## Problem 1
Extract each line of the records that contains the string "HαSII".

[Begin Document]

In my tests, Misfit Shine tracked my activities and calories about as accurately as can be expected. (Fitbit and its ilk aren’t known for their precision). The app is easy to use, but the Shine way of doing things may take a little getting used to. Unlike Fitbit, with Misfit Shine you strive to earn points every day, which are accumulated based on activities. For example, 1,000 points equals about 1.5 hours of walking or 45 minutes of swimming.

So what’s not to love? For starters, I dislike the lack of a display. The Misfit Shine's face lights up to convey information. For example: To see your progress toward your daily goal, you double-tap the device’s face with one or two fingers. The number of small lights that illuminate on the Shine’s face represent progress toward your goal. If one-quarter of the face lights up, you’re about 25 percent toward meeting your goal. You’ll probably get used to it, but I still wish Shine had a display. Also, the lack of a screen may cause you to whip out your mobile device more frequently to check your stats — which can slow down your exercise.

[End Document]
[Begin The records]

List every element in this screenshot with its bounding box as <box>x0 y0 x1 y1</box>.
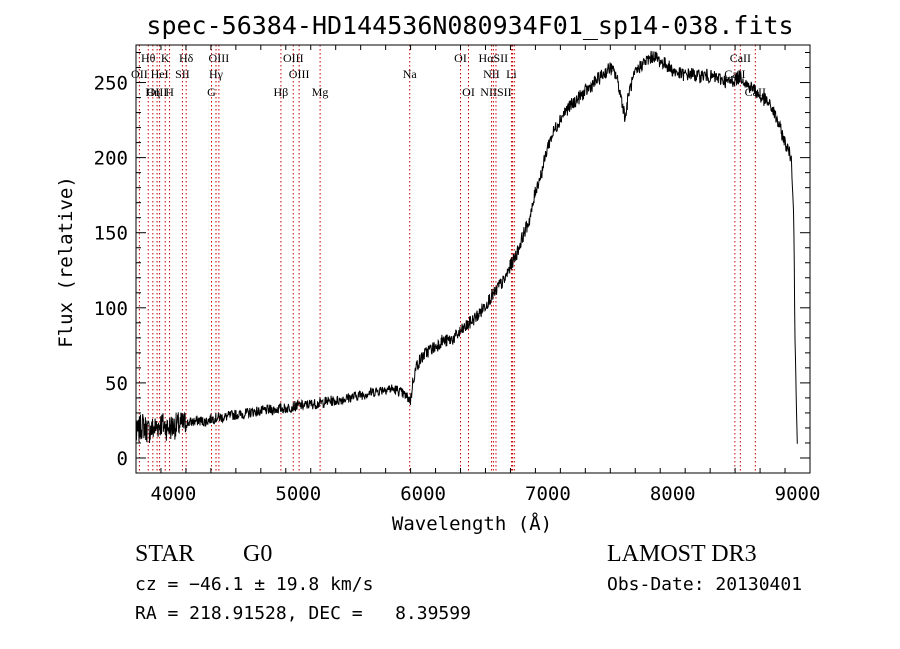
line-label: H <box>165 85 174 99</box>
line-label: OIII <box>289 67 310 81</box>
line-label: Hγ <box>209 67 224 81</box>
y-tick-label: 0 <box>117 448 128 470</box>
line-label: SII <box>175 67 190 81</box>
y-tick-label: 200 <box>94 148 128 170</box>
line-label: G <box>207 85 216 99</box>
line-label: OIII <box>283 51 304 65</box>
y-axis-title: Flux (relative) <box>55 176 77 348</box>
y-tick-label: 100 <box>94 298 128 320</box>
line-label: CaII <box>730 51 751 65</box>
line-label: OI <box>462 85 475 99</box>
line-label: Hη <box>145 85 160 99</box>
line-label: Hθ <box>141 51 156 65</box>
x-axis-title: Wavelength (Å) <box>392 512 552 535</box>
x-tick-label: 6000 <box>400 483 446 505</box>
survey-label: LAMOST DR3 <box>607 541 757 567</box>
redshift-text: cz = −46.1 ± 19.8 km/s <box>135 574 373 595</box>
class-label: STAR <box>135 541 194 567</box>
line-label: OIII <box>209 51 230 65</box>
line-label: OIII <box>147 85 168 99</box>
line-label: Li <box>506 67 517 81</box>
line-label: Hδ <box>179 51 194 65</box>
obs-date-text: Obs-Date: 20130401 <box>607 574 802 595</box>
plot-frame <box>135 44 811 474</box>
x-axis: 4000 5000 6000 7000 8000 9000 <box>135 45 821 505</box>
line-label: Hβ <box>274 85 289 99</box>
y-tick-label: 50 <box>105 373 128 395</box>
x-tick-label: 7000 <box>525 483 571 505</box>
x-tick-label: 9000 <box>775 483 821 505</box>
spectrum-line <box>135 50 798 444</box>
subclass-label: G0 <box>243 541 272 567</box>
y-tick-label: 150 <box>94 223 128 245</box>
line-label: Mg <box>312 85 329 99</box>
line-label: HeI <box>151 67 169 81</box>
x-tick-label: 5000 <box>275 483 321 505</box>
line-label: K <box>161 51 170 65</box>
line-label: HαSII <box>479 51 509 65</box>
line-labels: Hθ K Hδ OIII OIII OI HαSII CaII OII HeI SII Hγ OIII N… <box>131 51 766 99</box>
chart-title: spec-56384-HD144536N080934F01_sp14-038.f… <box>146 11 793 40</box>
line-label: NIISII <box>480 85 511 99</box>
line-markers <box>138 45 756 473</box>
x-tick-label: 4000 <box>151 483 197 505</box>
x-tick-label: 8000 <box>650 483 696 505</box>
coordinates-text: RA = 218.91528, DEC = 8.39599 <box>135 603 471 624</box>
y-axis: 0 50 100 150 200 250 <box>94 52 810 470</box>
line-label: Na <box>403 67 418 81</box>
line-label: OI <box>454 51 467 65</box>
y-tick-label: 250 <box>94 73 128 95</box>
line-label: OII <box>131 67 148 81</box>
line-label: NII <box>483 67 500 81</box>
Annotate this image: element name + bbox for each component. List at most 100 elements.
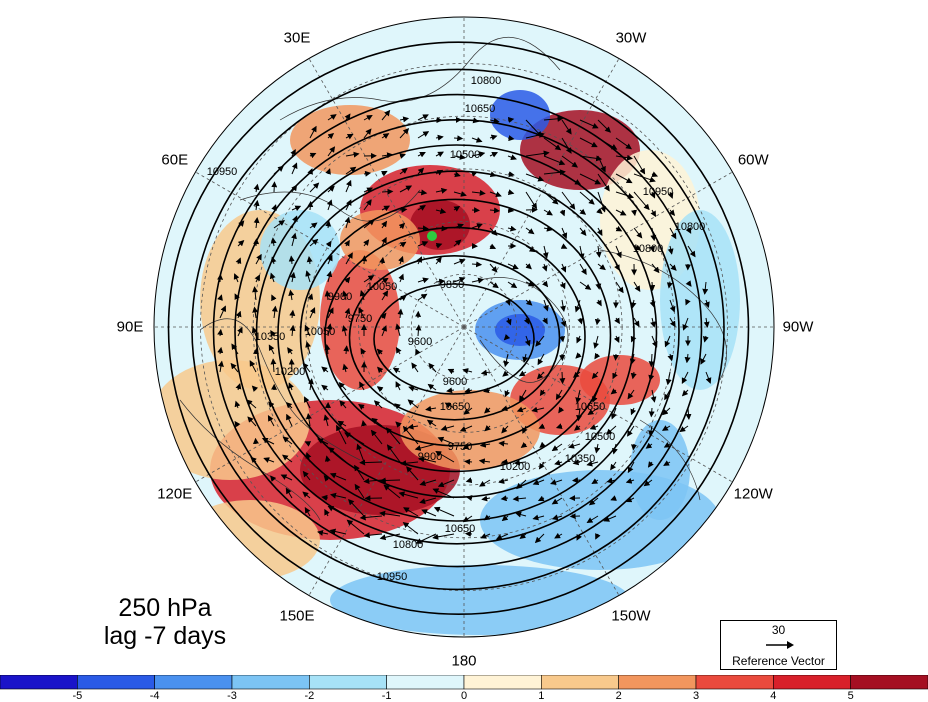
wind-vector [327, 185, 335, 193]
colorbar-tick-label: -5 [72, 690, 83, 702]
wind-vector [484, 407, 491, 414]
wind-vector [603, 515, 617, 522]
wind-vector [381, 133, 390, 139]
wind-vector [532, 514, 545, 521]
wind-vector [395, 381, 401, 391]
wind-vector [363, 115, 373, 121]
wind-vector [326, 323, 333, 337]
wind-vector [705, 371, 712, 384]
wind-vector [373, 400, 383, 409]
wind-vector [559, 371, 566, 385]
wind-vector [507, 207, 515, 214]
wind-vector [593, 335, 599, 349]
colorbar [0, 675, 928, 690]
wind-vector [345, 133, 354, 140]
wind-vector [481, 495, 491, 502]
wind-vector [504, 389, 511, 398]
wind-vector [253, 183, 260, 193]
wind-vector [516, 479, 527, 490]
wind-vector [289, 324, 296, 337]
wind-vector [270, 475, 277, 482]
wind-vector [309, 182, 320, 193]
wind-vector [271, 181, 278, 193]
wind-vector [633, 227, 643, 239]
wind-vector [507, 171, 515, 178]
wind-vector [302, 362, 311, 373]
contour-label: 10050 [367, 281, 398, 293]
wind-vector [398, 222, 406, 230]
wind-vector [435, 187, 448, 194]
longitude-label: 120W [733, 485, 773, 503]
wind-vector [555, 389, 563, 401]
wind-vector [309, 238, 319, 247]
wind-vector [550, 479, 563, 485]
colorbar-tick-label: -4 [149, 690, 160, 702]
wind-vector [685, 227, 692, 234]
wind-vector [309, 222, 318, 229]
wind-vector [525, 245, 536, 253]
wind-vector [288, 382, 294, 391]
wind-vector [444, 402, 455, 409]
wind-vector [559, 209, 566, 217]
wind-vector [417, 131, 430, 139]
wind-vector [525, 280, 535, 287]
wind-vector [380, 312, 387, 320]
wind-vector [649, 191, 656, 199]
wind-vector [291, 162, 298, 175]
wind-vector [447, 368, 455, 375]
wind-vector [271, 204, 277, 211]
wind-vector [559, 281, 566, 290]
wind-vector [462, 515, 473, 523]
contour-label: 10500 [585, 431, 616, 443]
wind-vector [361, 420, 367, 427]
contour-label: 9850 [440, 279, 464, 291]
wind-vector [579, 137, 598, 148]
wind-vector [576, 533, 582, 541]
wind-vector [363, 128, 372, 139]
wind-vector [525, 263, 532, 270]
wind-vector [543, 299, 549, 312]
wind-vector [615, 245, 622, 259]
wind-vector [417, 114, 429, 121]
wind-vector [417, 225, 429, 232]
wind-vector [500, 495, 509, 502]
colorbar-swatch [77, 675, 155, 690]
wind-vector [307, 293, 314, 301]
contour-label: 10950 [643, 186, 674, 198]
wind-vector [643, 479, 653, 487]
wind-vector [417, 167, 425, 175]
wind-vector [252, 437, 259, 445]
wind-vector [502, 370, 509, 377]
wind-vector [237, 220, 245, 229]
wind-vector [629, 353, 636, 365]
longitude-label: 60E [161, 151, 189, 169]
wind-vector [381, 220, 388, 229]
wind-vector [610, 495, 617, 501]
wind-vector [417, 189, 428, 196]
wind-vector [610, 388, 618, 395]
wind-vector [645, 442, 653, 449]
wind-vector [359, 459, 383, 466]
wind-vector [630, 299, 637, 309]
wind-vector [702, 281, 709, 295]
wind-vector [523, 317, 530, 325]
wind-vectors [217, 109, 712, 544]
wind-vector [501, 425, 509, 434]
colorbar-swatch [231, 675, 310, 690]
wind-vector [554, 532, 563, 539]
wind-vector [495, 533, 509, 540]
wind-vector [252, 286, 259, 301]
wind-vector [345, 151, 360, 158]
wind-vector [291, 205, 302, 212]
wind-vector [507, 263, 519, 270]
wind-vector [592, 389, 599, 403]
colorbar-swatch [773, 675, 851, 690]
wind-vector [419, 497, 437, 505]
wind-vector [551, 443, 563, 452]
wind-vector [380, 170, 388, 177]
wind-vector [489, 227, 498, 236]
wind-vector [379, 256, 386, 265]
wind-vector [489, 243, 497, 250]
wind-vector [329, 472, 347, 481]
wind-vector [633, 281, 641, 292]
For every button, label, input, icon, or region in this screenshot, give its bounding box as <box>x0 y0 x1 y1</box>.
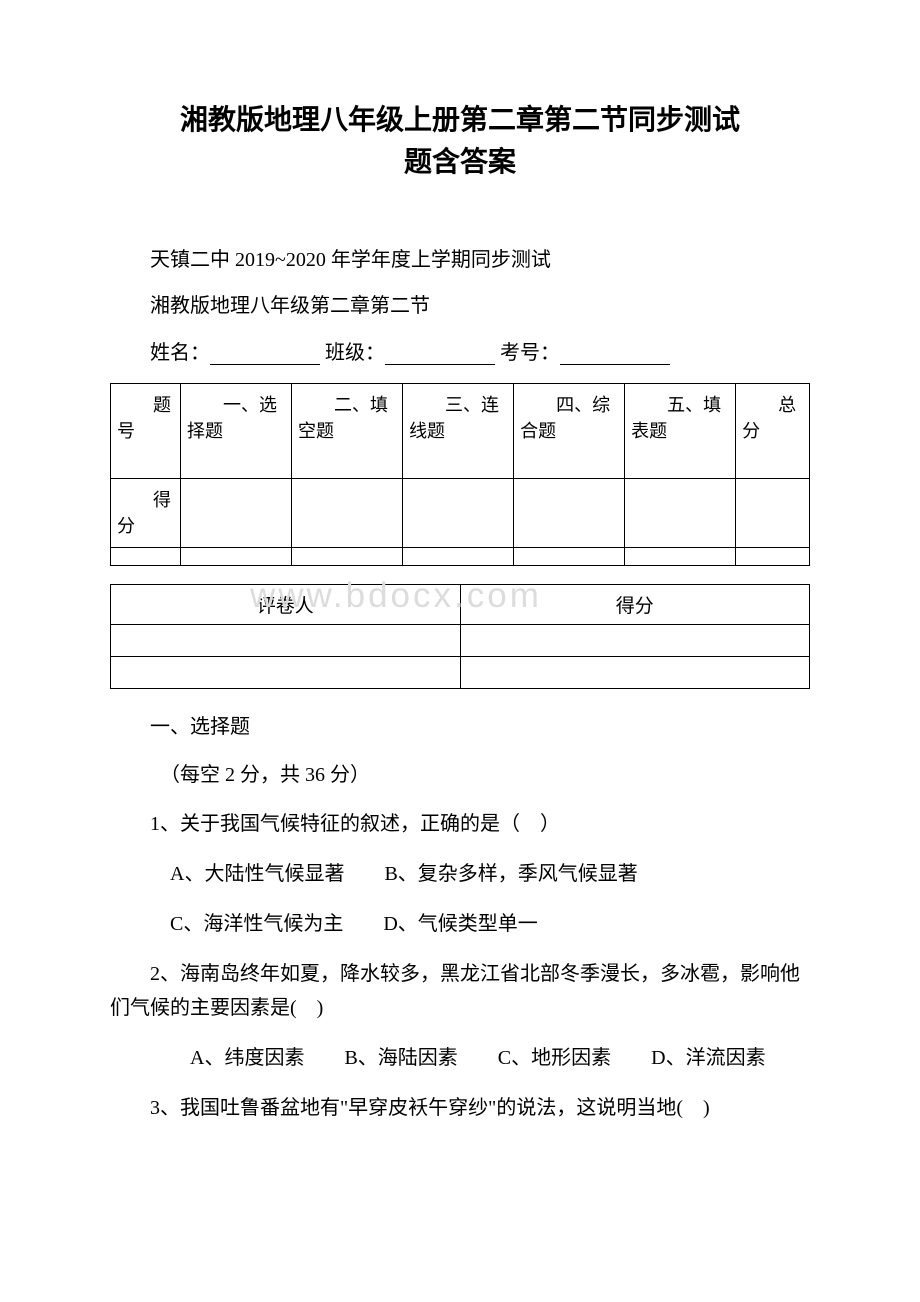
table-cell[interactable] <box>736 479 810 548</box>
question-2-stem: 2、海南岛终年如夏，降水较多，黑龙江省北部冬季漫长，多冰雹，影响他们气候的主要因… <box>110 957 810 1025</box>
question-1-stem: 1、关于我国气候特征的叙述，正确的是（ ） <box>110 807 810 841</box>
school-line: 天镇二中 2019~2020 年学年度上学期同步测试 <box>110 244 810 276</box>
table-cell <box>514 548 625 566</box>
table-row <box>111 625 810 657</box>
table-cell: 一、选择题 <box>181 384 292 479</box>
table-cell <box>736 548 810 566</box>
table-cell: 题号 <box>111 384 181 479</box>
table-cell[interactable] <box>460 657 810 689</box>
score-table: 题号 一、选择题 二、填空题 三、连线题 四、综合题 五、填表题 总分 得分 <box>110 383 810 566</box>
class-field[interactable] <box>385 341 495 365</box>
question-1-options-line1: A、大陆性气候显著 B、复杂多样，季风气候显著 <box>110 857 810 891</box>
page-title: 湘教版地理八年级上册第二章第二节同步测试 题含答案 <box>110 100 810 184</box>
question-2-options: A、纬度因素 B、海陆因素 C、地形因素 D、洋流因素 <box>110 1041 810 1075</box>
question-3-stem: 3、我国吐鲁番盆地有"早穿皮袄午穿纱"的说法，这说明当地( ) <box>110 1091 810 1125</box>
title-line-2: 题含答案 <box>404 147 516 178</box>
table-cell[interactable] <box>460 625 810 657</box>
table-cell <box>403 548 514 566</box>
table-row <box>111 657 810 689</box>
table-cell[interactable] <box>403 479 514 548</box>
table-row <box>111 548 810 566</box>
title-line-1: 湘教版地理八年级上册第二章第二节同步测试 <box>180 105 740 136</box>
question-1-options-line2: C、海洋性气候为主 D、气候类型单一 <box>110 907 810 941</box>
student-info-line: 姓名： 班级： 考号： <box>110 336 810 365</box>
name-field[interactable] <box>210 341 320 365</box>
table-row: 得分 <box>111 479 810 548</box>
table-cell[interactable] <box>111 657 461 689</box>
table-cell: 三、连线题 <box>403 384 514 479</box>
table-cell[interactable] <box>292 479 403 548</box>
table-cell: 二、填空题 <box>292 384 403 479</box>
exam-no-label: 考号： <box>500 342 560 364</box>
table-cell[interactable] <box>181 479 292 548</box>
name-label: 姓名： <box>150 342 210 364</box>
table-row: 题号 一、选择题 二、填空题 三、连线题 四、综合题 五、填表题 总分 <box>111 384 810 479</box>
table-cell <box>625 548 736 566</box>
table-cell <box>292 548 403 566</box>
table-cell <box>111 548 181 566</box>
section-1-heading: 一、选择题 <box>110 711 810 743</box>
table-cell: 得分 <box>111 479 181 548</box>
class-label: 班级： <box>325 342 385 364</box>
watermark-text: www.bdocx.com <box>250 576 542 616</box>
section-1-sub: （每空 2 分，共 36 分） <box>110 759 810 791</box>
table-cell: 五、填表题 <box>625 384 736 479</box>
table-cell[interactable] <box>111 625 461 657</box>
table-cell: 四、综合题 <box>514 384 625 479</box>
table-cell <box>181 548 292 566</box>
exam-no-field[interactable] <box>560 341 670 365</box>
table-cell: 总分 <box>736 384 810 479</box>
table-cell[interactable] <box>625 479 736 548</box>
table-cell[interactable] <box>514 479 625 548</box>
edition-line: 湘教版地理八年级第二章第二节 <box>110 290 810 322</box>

[End The records]

## Problem 2
Write what follows the final sentence of the Misfit Shine review, carrying the text on from that point.

## Exercise response 1
line-label: HαSII <box>479 51 509 65</box>
line-labels: Hθ K Hδ OIII OIII OI HαSII CaII OII HeI SII Hγ OIII N… <box>131 51 766 99</box>

## Exercise response 2
Battery installation was a challenge. You have to pry open the device by wedging a small, supplied tool into a notch, and you must insert the battery just right. It’s a good thing you only have to do this every four months or so.

My biggest concern is the Shine’s propensity to pop out of the supplied sport band. On more than one occasion, the device’s magnetic pull caused it to attach itself to my keys. In other scenarios, the Shine simply slipped out of the sport band. Luckily, it never fell out of my pocket, but I could see that happening. (Then again, lots of people I know have lost their Fitbit Ones.)

For people who want a lot of flexibility in how they wear their fitness devices and want to track swimming and cycling, Shine is the way to go. Overall, its attractions aren’t enough to lure me away from my Fitbit.